**WRITTEN PROBLEM A**
According to the NHL salary post, from which NHL season did the previous post use player characteristics and performance measures?

Revisting NHL Salary Prediction with XGBoost

9 minute read

Objective:

In the previous post in this series, I attempted to predict NHL player salaries based on player characteristics and performance measures from the 2016-2017 NHL season. If you haven’t already read that post, you should check it out here first.

Some of the models we tried gave us decent predictions, but I know we can do better. I think it’s time to bring out the big guns with the XGBoost (eXtreme Gradient Boosting) algorithm. XGBoost is currently one of the most popular algorithms in Kaggle competitions, and for good reason. It’s a scalable tree boosting system that performs extremely well in both classification and regression problems. Now without futher ado, let’s get started.

Analysis:

We’ll use the same dataset and variables that we did in our first attempts at predicting NHL salaries.

library(caret)

Annotated element entries:
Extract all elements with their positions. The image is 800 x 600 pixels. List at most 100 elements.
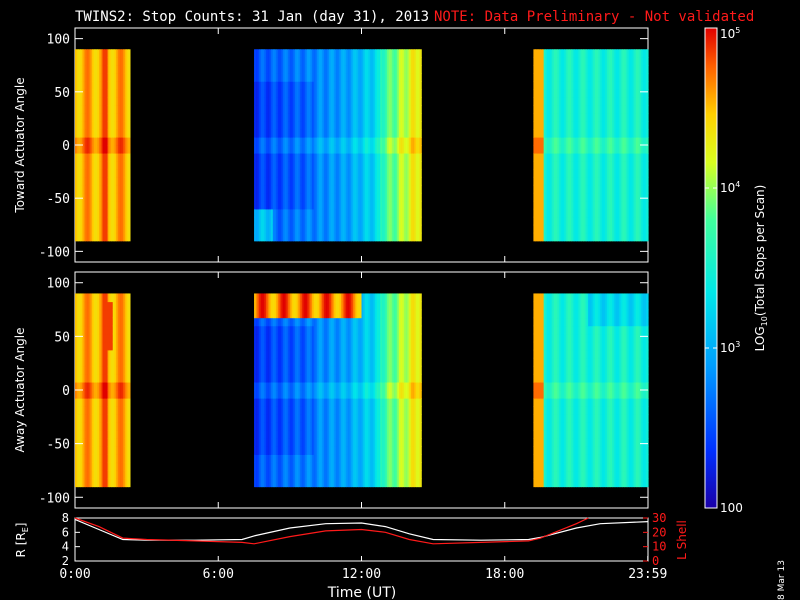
heatmap-cell xyxy=(351,152,354,162)
heatmap-cell xyxy=(327,160,330,170)
heatmap-cell xyxy=(255,224,259,234)
heatmap-cell xyxy=(356,121,359,130)
heatmap-cell xyxy=(322,73,325,82)
heatmap-cell xyxy=(298,105,301,114)
heatmap-cell xyxy=(277,168,281,178)
heatmap-cell xyxy=(332,200,335,210)
heatmap-cell xyxy=(322,184,325,194)
heatmap-cell xyxy=(371,208,375,218)
heatmap-cell xyxy=(284,152,288,162)
heatmap-cell xyxy=(364,97,368,106)
heatmap-cell xyxy=(378,208,381,218)
heatmap-cell xyxy=(105,137,109,146)
heatmap-cell xyxy=(264,65,267,74)
heatmap-cell xyxy=(104,176,107,186)
heatmap-cell xyxy=(341,49,344,58)
heatmap-cell xyxy=(128,113,131,122)
heatmap-cell xyxy=(124,145,128,154)
heatmap-cell xyxy=(334,137,337,146)
heatmap-cell xyxy=(347,73,351,82)
heatmap-cell xyxy=(257,113,260,122)
heatmap-cell xyxy=(349,97,352,106)
heatmap-cell xyxy=(276,224,279,234)
heatmap-cell xyxy=(298,129,301,138)
heatmap-cell xyxy=(266,145,269,154)
heatmap-cell xyxy=(277,113,281,122)
heatmap-cell xyxy=(358,176,361,186)
heatmap-cell xyxy=(327,65,330,74)
heatmap-cell xyxy=(313,200,317,210)
heatmap-cell xyxy=(352,152,356,162)
heatmap-cell xyxy=(116,97,119,106)
heatmap-cell xyxy=(363,137,366,146)
heatmap-cell xyxy=(117,160,121,170)
heatmap-cell xyxy=(361,65,364,74)
heatmap-cell xyxy=(335,129,339,138)
heatmap-cell xyxy=(381,81,385,90)
heatmap-cell xyxy=(346,168,349,178)
heatmap-cell xyxy=(109,105,112,114)
heatmap-cell xyxy=(123,192,126,202)
heatmap-cell xyxy=(354,137,357,146)
heatmap-cell xyxy=(128,184,131,194)
heatmap-cell xyxy=(114,129,117,138)
heatmap-cell xyxy=(272,176,276,186)
heatmap-cell xyxy=(381,121,385,130)
heatmap-cell xyxy=(75,81,78,90)
heatmap-cell xyxy=(317,192,320,202)
heatmap-cell xyxy=(93,168,97,178)
heatmap-cell xyxy=(323,200,327,210)
heatmap-cell xyxy=(75,176,78,186)
heatmap-cell xyxy=(87,97,90,106)
heatmap-cell xyxy=(109,65,112,74)
heatmap-cell xyxy=(257,224,260,234)
heatmap-cell xyxy=(271,129,274,138)
heatmap-cell xyxy=(308,200,311,210)
heatmap-cell xyxy=(286,57,289,66)
heatmap-cell xyxy=(322,97,325,106)
heatmap-cell xyxy=(128,145,131,154)
heatmap-cell xyxy=(87,81,90,90)
heatmap-cell xyxy=(114,192,117,202)
heatmap-cell xyxy=(385,145,388,154)
heatmap-cell xyxy=(255,65,259,74)
heatmap-cell xyxy=(303,160,306,170)
heatmap-cell xyxy=(260,232,264,242)
heatmap-cell xyxy=(116,81,119,90)
heatmap-cell xyxy=(274,65,277,74)
heatmap-cell xyxy=(100,145,104,154)
heatmap-cell xyxy=(260,57,264,66)
heatmap-cell xyxy=(87,224,90,234)
heatmap-cell xyxy=(646,168,649,178)
heatmap-cell xyxy=(99,168,102,178)
heatmap-cell xyxy=(371,145,375,154)
heatmap-cell xyxy=(344,81,347,90)
heatmap-cell xyxy=(288,216,291,226)
heatmap-cell xyxy=(373,200,376,210)
heatmap-cell xyxy=(259,224,262,234)
heatmap-cell xyxy=(92,160,95,170)
heatmap-cell xyxy=(352,121,356,130)
heatmap-cell xyxy=(104,137,107,146)
heatmap-cell xyxy=(117,113,121,122)
heatmap-cell xyxy=(123,224,126,234)
heatmap-cell xyxy=(111,113,114,122)
heatmap-cell xyxy=(296,184,300,194)
heatmap-cell xyxy=(387,224,390,234)
heatmap-cell xyxy=(352,160,356,170)
heatmap-cell xyxy=(254,192,257,202)
heatmap-cell xyxy=(114,160,117,170)
heatmap-cell xyxy=(298,137,301,146)
heatmap-cell xyxy=(121,200,124,210)
heatmap-cell xyxy=(97,200,100,210)
heatmap-cell xyxy=(312,216,315,226)
heatmap-cell xyxy=(109,73,112,82)
heatmap-cell xyxy=(339,224,342,234)
heatmap-cell xyxy=(356,113,359,122)
heatmap-cell xyxy=(341,200,344,210)
heatmap-cell xyxy=(124,152,128,162)
heatmap-cell xyxy=(323,81,327,90)
heatmap-cell xyxy=(266,97,269,106)
heatmap-cell xyxy=(358,184,361,194)
heatmap-cell xyxy=(334,65,337,74)
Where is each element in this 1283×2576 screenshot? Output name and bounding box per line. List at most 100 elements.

**WRITTEN PROBLEM B**
Select every line of the rows that contains the string "elements", matching case exactly.

**FULL SOLUTION A**
The 2016-2017 NHL season.

**FULL SOLUTION B**
Extract all elements with their positions. The image is 800 x 600 pixels. List at most 100 elements.
Where is each element in this 1283×2576 screenshot? Output name and bounding box per line. List at most 100 elements.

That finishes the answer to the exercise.